### Short task:
Copy the lines below verbatim, beginning with the line that includes "Read this page and output its text content." and continuing to the end; leave out everything before it.

### Input records:
◇ ◇ ◇ ◇ ◇ ◇ ◇

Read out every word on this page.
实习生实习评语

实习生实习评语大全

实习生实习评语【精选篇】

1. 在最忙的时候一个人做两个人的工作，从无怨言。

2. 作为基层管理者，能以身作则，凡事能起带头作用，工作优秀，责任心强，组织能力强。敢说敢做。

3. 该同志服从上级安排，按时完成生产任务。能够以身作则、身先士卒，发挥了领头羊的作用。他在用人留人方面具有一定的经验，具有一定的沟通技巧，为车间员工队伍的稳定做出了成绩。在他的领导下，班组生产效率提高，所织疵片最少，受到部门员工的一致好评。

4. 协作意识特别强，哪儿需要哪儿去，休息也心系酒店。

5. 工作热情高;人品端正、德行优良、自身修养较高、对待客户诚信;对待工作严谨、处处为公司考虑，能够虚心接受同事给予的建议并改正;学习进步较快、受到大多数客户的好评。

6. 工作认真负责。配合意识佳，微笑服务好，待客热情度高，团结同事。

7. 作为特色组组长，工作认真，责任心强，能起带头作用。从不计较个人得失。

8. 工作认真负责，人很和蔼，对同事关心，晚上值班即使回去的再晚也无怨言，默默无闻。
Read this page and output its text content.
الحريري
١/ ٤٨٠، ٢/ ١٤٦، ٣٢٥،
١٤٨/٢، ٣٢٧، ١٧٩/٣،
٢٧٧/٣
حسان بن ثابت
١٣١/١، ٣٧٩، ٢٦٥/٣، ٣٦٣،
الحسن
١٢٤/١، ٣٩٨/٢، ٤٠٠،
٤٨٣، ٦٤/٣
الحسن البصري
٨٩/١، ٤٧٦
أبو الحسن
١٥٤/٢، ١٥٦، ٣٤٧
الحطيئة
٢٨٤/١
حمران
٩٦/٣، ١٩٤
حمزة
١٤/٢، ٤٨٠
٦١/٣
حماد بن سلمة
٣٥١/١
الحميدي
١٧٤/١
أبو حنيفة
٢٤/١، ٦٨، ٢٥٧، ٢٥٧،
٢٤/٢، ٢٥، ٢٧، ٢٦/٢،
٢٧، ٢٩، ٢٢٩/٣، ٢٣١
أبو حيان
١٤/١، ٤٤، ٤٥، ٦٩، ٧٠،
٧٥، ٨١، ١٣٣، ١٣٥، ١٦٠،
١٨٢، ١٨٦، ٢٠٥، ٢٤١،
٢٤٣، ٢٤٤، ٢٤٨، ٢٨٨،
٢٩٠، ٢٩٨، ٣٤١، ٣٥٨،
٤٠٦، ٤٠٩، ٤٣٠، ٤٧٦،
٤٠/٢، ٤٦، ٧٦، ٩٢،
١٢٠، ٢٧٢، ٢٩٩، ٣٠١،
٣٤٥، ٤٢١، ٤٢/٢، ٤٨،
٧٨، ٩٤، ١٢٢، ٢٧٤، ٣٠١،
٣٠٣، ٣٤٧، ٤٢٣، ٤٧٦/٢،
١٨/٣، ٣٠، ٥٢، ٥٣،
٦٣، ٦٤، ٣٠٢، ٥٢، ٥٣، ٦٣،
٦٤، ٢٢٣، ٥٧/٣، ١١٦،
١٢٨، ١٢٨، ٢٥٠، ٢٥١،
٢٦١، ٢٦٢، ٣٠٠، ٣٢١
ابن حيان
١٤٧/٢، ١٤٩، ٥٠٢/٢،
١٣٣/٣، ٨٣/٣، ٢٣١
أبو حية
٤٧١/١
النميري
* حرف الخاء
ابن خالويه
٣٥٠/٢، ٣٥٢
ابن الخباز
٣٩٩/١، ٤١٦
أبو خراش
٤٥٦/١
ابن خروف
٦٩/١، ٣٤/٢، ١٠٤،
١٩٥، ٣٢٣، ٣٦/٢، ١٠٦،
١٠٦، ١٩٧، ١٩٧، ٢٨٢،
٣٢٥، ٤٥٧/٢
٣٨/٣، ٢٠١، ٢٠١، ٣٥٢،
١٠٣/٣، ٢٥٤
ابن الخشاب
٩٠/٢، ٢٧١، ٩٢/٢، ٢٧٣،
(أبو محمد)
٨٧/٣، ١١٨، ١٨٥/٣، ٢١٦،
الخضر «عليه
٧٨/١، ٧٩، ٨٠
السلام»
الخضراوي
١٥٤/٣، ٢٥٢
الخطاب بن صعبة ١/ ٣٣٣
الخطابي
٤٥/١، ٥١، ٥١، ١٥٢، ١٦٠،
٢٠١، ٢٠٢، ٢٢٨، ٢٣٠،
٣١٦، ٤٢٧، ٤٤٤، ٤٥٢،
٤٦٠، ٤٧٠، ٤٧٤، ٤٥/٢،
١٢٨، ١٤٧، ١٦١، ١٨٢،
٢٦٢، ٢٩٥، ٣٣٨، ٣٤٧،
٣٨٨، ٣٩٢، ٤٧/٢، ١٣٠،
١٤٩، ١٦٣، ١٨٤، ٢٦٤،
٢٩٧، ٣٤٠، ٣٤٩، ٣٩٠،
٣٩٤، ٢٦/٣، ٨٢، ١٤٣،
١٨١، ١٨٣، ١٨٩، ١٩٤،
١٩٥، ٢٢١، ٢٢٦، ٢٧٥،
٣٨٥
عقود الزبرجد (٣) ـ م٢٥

◇ ◇ ◇ ◇ ◇ ◇ ◇

### Solution below:
Read this page and output its text content.
الحريري
١/ ٤٨٠، ٢/ ١٤٦، ٣٢٥،
١٤٨/٢، ٣٢٧، ١٧٩/٣،
٢٧٧/٣
حسان بن ثابت
١٣١/١، ٣٧٩، ٢٦٥/٣، ٣٦٣،
الحسن
١٢٤/١، ٣٩٨/٢، ٤٠٠،
٤٨٣، ٦٤/٣
الحسن البصري
٨٩/١، ٤٧٦
أبو الحسن
١٥٤/٢، ١٥٦، ٣٤٧
الحطيئة
٢٨٤/١
حمران
٩٦/٣، ١٩٤
حمزة
١٤/٢، ٤٨٠
٦١/٣
حماد بن سلمة
٣٥١/١
الحميدي
١٧٤/١
أبو حنيفة
٢٤/١، ٦٨، ٢٥٧، ٢٥٧،
٢٤/٢، ٢٥، ٢٧، ٢٦/٢،
٢٧، ٢٩، ٢٢٩/٣، ٢٣١
أبو حيان
١٤/١، ٤٤، ٤٥، ٦٩، ٧٠،
٧٥، ٨١، ١٣٣، ١٣٥، ١٦٠،
١٨٢، ١٨٦، ٢٠٥، ٢٤١،
٢٤٣، ٢٤٤، ٢٤٨، ٢٨٨،
٢٩٠، ٢٩٨، ٣٤١، ٣٥٨،
٤٠٦، ٤٠٩، ٤٣٠، ٤٧٦،
٤٠/٢، ٤٦، ٧٦، ٩٢،
١٢٠، ٢٧٢، ٢٩٩، ٣٠١،
٣٤٥، ٤٢١، ٤٢/٢، ٤٨،
٧٨، ٩٤، ١٢٢، ٢٧٤، ٣٠١،
٣٠٣، ٣٤٧، ٤٢٣، ٤٧٦/٢،
١٨/٣، ٣٠، ٥٢، ٥٣،
٦٣، ٦٤، ٣٠٢، ٥٢، ٥٣، ٦٣،
٦٤، ٢٢٣، ٥٧/٣، ١١٦،
١٢٨، ١٢٨، ٢٥٠، ٢٥١،
٢٦١، ٢٦٢، ٣٠٠، ٣٢١
ابن حيان
١٤٧/٢، ١٤٩، ٥٠٢/٢،
١٣٣/٣، ٨٣/٣، ٢٣١
أبو حية
٤٧١/١
النميري
* حرف الخاء
ابن خالويه
٣٥٠/٢، ٣٥٢
ابن الخباز
٣٩٩/١، ٤١٦
أبو خراش
٤٥٦/١
ابن خروف
٦٩/١، ٣٤/٢، ١٠٤،
١٩٥، ٣٢٣، ٣٦/٢، ١٠٦،
١٠٦، ١٩٧، ١٩٧، ٢٨٢،
٣٢٥، ٤٥٧/٢
٣٨/٣، ٢٠١، ٢٠١، ٣٥٢،
١٠٣/٣، ٢٥٤
ابن الخشاب
٩٠/٢، ٢٧١، ٩٢/٢، ٢٧٣،
(أبو محمد)
٨٧/٣، ١١٨، ١٨٥/٣، ٢١٦،
الخضر «عليه
٧٨/١، ٧٩، ٨٠
السلام»
الخضراوي
١٥٤/٣، ٢٥٢
الخطاب بن صعبة ١/ ٣٣٣
الخطابي
٤٥/١، ٥١، ٥١، ١٥٢، ١٦٠،
٢٠١، ٢٠٢، ٢٢٨، ٢٣٠،
٣١٦، ٤٢٧، ٤٤٤، ٤٥٢،
٤٦٠، ٤٧٠، ٤٧٤، ٤٥/٢،
١٢٨، ١٤٧، ١٦١، ١٨٢،
٢٦٢، ٢٩٥، ٣٣٨، ٣٤٧،
٣٨٨، ٣٩٢، ٤٧/٢، ١٣٠،
١٤٩، ١٦٣، ١٨٤، ٢٦٤،
٢٩٧، ٣٤٠، ٣٤٩، ٣٩٠،
٣٩٤، ٢٦/٣، ٨٢، ١٤٣،
١٨١، ١٨٣، ١٨٩، ١٩٤،
١٩٥، ٢٢١، ٢٢٦، ٢٧٥،
٣٨٥
عقود الزبرجد (٣) ـ م٢٥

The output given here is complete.